WHAT THIS TASK INVOLVES: Copy, in full, each line of the material that holds the word "Deterministic".

ENTRIES:

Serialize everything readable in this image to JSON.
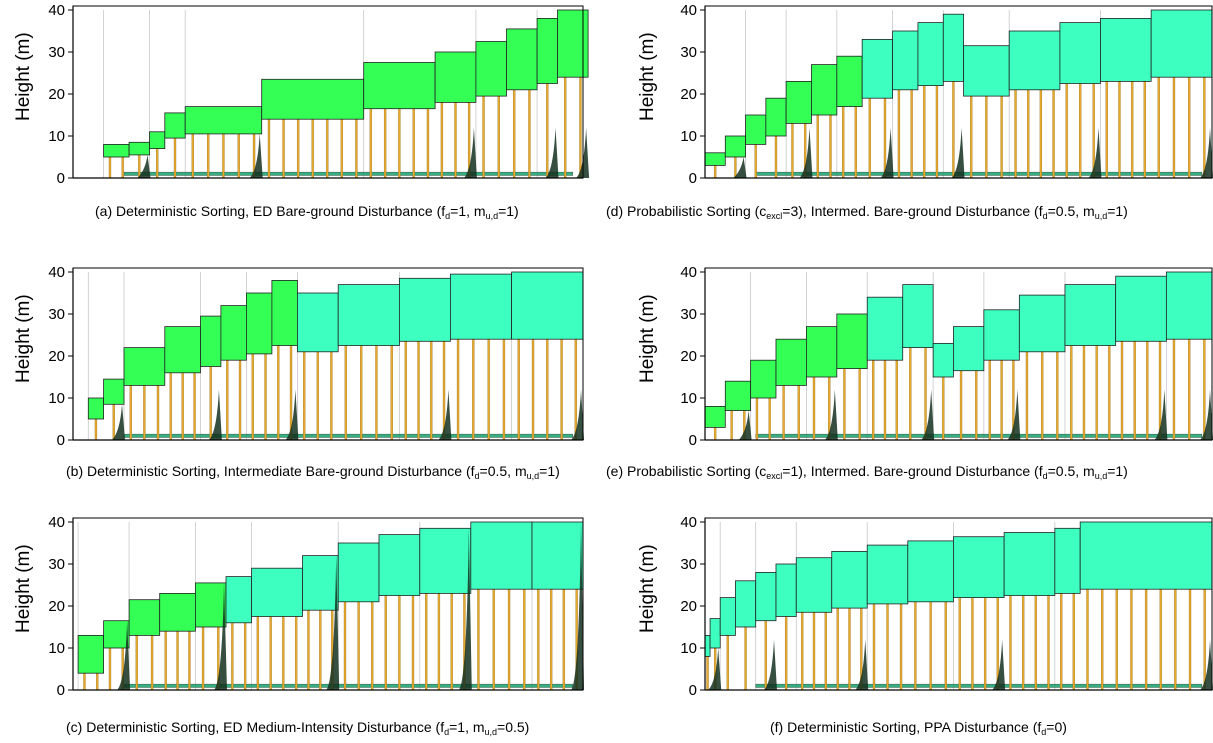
{
  "chart_data": [
    {
      "type": "area",
      "ylabel": "Height (m)",
      "ylim": [
        0,
        40
      ],
      "yticks": [
        0,
        10,
        20,
        30,
        40
      ],
      "caption": {
        "text": "(a) Deterministic Sorting, ED Bare-ground Disturbance (f",
        "sub1": "d",
        "mid1": "=1, m",
        "sub2": "u,d",
        "tail": "=1)"
      },
      "crowns": [
        {
          "x": 0.06,
          "w": 0.05,
          "top": 8,
          "bottom": 5
        },
        {
          "x": 0.11,
          "w": 0.04,
          "top": 8.5,
          "bottom": 5.5
        },
        {
          "x": 0.15,
          "w": 0.03,
          "top": 11,
          "bottom": 7
        },
        {
          "x": 0.18,
          "w": 0.04,
          "top": 15.5,
          "bottom": 9.5
        },
        {
          "x": 0.22,
          "w": 0.15,
          "top": 17,
          "bottom": 10.5
        },
        {
          "x": 0.37,
          "w": 0.2,
          "top": 23.5,
          "bottom": 14
        },
        {
          "x": 0.57,
          "w": 0.14,
          "top": 27.5,
          "bottom": 16.5
        },
        {
          "x": 0.71,
          "w": 0.08,
          "top": 30,
          "bottom": 18
        },
        {
          "x": 0.79,
          "w": 0.06,
          "top": 32.5,
          "bottom": 19.5
        },
        {
          "x": 0.85,
          "w": 0.06,
          "top": 35.5,
          "bottom": 21
        },
        {
          "x": 0.91,
          "w": 0.04,
          "top": 38,
          "bottom": 22.5
        },
        {
          "x": 0.95,
          "w": 0.06,
          "top": 40,
          "bottom": 24
        }
      ]
    },
    {
      "type": "area",
      "ylabel": "Height (m)",
      "ylim": [
        0,
        40
      ],
      "yticks": [
        0,
        10,
        20,
        30,
        40
      ],
      "caption": {
        "text": "(b) Deterministic Sorting, Intermediate Bare-ground Disturbance (f",
        "sub1": "d",
        "mid1": "=0.5, m",
        "sub2": "u,d",
        "tail": "=1)"
      },
      "crowns": [
        {
          "x": 0.03,
          "w": 0.03,
          "top": 10,
          "bottom": 5
        },
        {
          "x": 0.06,
          "w": 0.04,
          "top": 14.5,
          "bottom": 8.5
        },
        {
          "x": 0.1,
          "w": 0.08,
          "top": 22,
          "bottom": 13
        },
        {
          "x": 0.18,
          "w": 0.07,
          "top": 27,
          "bottom": 16
        },
        {
          "x": 0.25,
          "w": 0.04,
          "top": 29.5,
          "bottom": 17.5
        },
        {
          "x": 0.29,
          "w": 0.05,
          "top": 32,
          "bottom": 19
        },
        {
          "x": 0.34,
          "w": 0.05,
          "top": 35,
          "bottom": 20.5
        },
        {
          "x": 0.39,
          "w": 0.05,
          "top": 38,
          "bottom": 22.5
        },
        {
          "x": 0.44,
          "w": 0.08,
          "top": 35,
          "bottom": 21
        },
        {
          "x": 0.52,
          "w": 0.12,
          "top": 37,
          "bottom": 22.5
        },
        {
          "x": 0.64,
          "w": 0.1,
          "top": 38.5,
          "bottom": 23.5
        },
        {
          "x": 0.74,
          "w": 0.12,
          "top": 39.5,
          "bottom": 24
        },
        {
          "x": 0.86,
          "w": 0.14,
          "top": 40,
          "bottom": 24
        }
      ]
    },
    {
      "type": "area",
      "ylabel": "Height (m)",
      "ylim": [
        0,
        40
      ],
      "yticks": [
        0,
        10,
        20,
        30,
        40
      ],
      "caption": {
        "text": "(c) Deterministic Sorting, ED Medium-Intensity Disturbance (f",
        "sub1": "d",
        "mid1": "=1, m",
        "sub2": "u,d",
        "tail": "=0.5)"
      },
      "crowns": [
        {
          "x": 0.01,
          "w": 0.05,
          "top": 13,
          "bottom": 4
        },
        {
          "x": 0.06,
          "w": 0.05,
          "top": 16.5,
          "bottom": 10
        },
        {
          "x": 0.11,
          "w": 0.06,
          "top": 21.5,
          "bottom": 13
        },
        {
          "x": 0.17,
          "w": 0.07,
          "top": 23,
          "bottom": 14
        },
        {
          "x": 0.24,
          "w": 0.06,
          "top": 25.5,
          "bottom": 15
        },
        {
          "x": 0.3,
          "w": 0.05,
          "top": 27,
          "bottom": 16
        },
        {
          "x": 0.35,
          "w": 0.1,
          "top": 29,
          "bottom": 17.5
        },
        {
          "x": 0.45,
          "w": 0.07,
          "top": 32,
          "bottom": 19
        },
        {
          "x": 0.52,
          "w": 0.08,
          "top": 35,
          "bottom": 21
        },
        {
          "x": 0.6,
          "w": 0.08,
          "top": 37,
          "bottom": 22.5
        },
        {
          "x": 0.68,
          "w": 0.1,
          "top": 38.5,
          "bottom": 23
        },
        {
          "x": 0.78,
          "w": 0.12,
          "top": 40,
          "bottom": 24
        },
        {
          "x": 0.9,
          "w": 0.1,
          "top": 40,
          "bottom": 24
        }
      ]
    },
    {
      "type": "area",
      "ylabel": "Height (m)",
      "ylim": [
        0,
        40
      ],
      "yticks": [
        0,
        10,
        20,
        30,
        40
      ],
      "caption": {
        "text": "(d) Probabilistic Sorting (c",
        "sub0": "excl",
        "text0": "=3), Intermed. Bare-ground Disturbance (f",
        "sub1": "d",
        "mid1": "=0.5, m",
        "sub2": "u,d",
        "tail": "=1)"
      },
      "crowns": [
        {
          "x": 0.0,
          "w": 0.04,
          "top": 6,
          "bottom": 3
        },
        {
          "x": 0.04,
          "w": 0.04,
          "top": 10,
          "bottom": 5
        },
        {
          "x": 0.08,
          "w": 0.04,
          "top": 15,
          "bottom": 8
        },
        {
          "x": 0.12,
          "w": 0.04,
          "top": 19,
          "bottom": 10
        },
        {
          "x": 0.16,
          "w": 0.05,
          "top": 23,
          "bottom": 13
        },
        {
          "x": 0.21,
          "w": 0.05,
          "top": 27,
          "bottom": 15
        },
        {
          "x": 0.26,
          "w": 0.05,
          "top": 29,
          "bottom": 17
        },
        {
          "x": 0.31,
          "w": 0.06,
          "top": 33,
          "bottom": 19
        },
        {
          "x": 0.37,
          "w": 0.05,
          "top": 35,
          "bottom": 21
        },
        {
          "x": 0.42,
          "w": 0.05,
          "top": 37,
          "bottom": 22
        },
        {
          "x": 0.47,
          "w": 0.04,
          "top": 39,
          "bottom": 23
        },
        {
          "x": 0.51,
          "w": 0.09,
          "top": 31.5,
          "bottom": 19.5
        },
        {
          "x": 0.6,
          "w": 0.1,
          "top": 35,
          "bottom": 21
        },
        {
          "x": 0.7,
          "w": 0.08,
          "top": 37,
          "bottom": 22.5
        },
        {
          "x": 0.78,
          "w": 0.1,
          "top": 38,
          "bottom": 23
        },
        {
          "x": 0.88,
          "w": 0.12,
          "top": 40,
          "bottom": 24
        }
      ]
    },
    {
      "type": "area",
      "ylabel": "Height (m)",
      "ylim": [
        0,
        40
      ],
      "yticks": [
        0,
        10,
        20,
        30,
        40
      ],
      "caption": {
        "text": "(e) Probabilistic Sorting (c",
        "sub0": "excl",
        "text0": "=1), Intermed. Bare-ground Disturbance (f",
        "sub1": "d",
        "mid1": "=0.5, m",
        "sub2": "u,d",
        "tail": "=1)"
      },
      "crowns": [
        {
          "x": 0.0,
          "w": 0.04,
          "top": 8,
          "bottom": 3
        },
        {
          "x": 0.04,
          "w": 0.05,
          "top": 14,
          "bottom": 7
        },
        {
          "x": 0.09,
          "w": 0.05,
          "top": 19,
          "bottom": 10
        },
        {
          "x": 0.14,
          "w": 0.06,
          "top": 24,
          "bottom": 13
        },
        {
          "x": 0.2,
          "w": 0.06,
          "top": 27,
          "bottom": 15
        },
        {
          "x": 0.26,
          "w": 0.06,
          "top": 30,
          "bottom": 17
        },
        {
          "x": 0.32,
          "w": 0.07,
          "top": 34,
          "bottom": 19
        },
        {
          "x": 0.39,
          "w": 0.06,
          "top": 37,
          "bottom": 22
        },
        {
          "x": 0.45,
          "w": 0.04,
          "top": 23,
          "bottom": 15
        },
        {
          "x": 0.49,
          "w": 0.06,
          "top": 27,
          "bottom": 16.5
        },
        {
          "x": 0.55,
          "w": 0.07,
          "top": 31,
          "bottom": 19
        },
        {
          "x": 0.62,
          "w": 0.09,
          "top": 34.5,
          "bottom": 21
        },
        {
          "x": 0.71,
          "w": 0.1,
          "top": 37,
          "bottom": 22.5
        },
        {
          "x": 0.81,
          "w": 0.1,
          "top": 39,
          "bottom": 23.5
        },
        {
          "x": 0.91,
          "w": 0.09,
          "top": 40,
          "bottom": 24
        }
      ]
    },
    {
      "type": "area",
      "ylabel": "Height (m)",
      "ylim": [
        0,
        40
      ],
      "yticks": [
        0,
        10,
        20,
        30,
        40
      ],
      "caption": {
        "text": "(f) Deterministic Sorting, PPA Disturbance (f",
        "sub1": "d",
        "tail": "=0)"
      },
      "crowns": [
        {
          "x": 0.0,
          "w": 0.01,
          "top": 13,
          "bottom": 8
        },
        {
          "x": 0.01,
          "w": 0.02,
          "top": 17,
          "bottom": 10
        },
        {
          "x": 0.03,
          "w": 0.03,
          "top": 22,
          "bottom": 13
        },
        {
          "x": 0.06,
          "w": 0.04,
          "top": 26,
          "bottom": 15
        },
        {
          "x": 0.1,
          "w": 0.04,
          "top": 28,
          "bottom": 16.5
        },
        {
          "x": 0.14,
          "w": 0.04,
          "top": 30,
          "bottom": 17.5
        },
        {
          "x": 0.18,
          "w": 0.07,
          "top": 31.5,
          "bottom": 18.5
        },
        {
          "x": 0.25,
          "w": 0.07,
          "top": 33,
          "bottom": 19.5
        },
        {
          "x": 0.32,
          "w": 0.08,
          "top": 34.5,
          "bottom": 20.5
        },
        {
          "x": 0.4,
          "w": 0.09,
          "top": 35.5,
          "bottom": 21
        },
        {
          "x": 0.49,
          "w": 0.1,
          "top": 36.5,
          "bottom": 22
        },
        {
          "x": 0.59,
          "w": 0.1,
          "top": 37.5,
          "bottom": 22.5
        },
        {
          "x": 0.69,
          "w": 0.05,
          "top": 38.5,
          "bottom": 23
        },
        {
          "x": 0.74,
          "w": 0.26,
          "top": 40,
          "bottom": 24
        }
      ]
    }
  ],
  "colors": {
    "green": "#33ff55",
    "teal": "#3dffbf",
    "darkTeal": "#1fa874",
    "trunk": "#e7a92d",
    "outline": "#222222"
  }
}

EXERCISE SOLUTION:
        "text": "(a) Deterministic Sorting, ED Bare-ground Disturbance (f",
        "text": "(b) Deterministic Sorting, Intermediate Bare-ground Disturbance (f",
        "text": "(c) Deterministic Sorting, ED Medium-Intensity Disturbance (f",
        "text": "(f) Deterministic Sorting, PPA Disturbance (f",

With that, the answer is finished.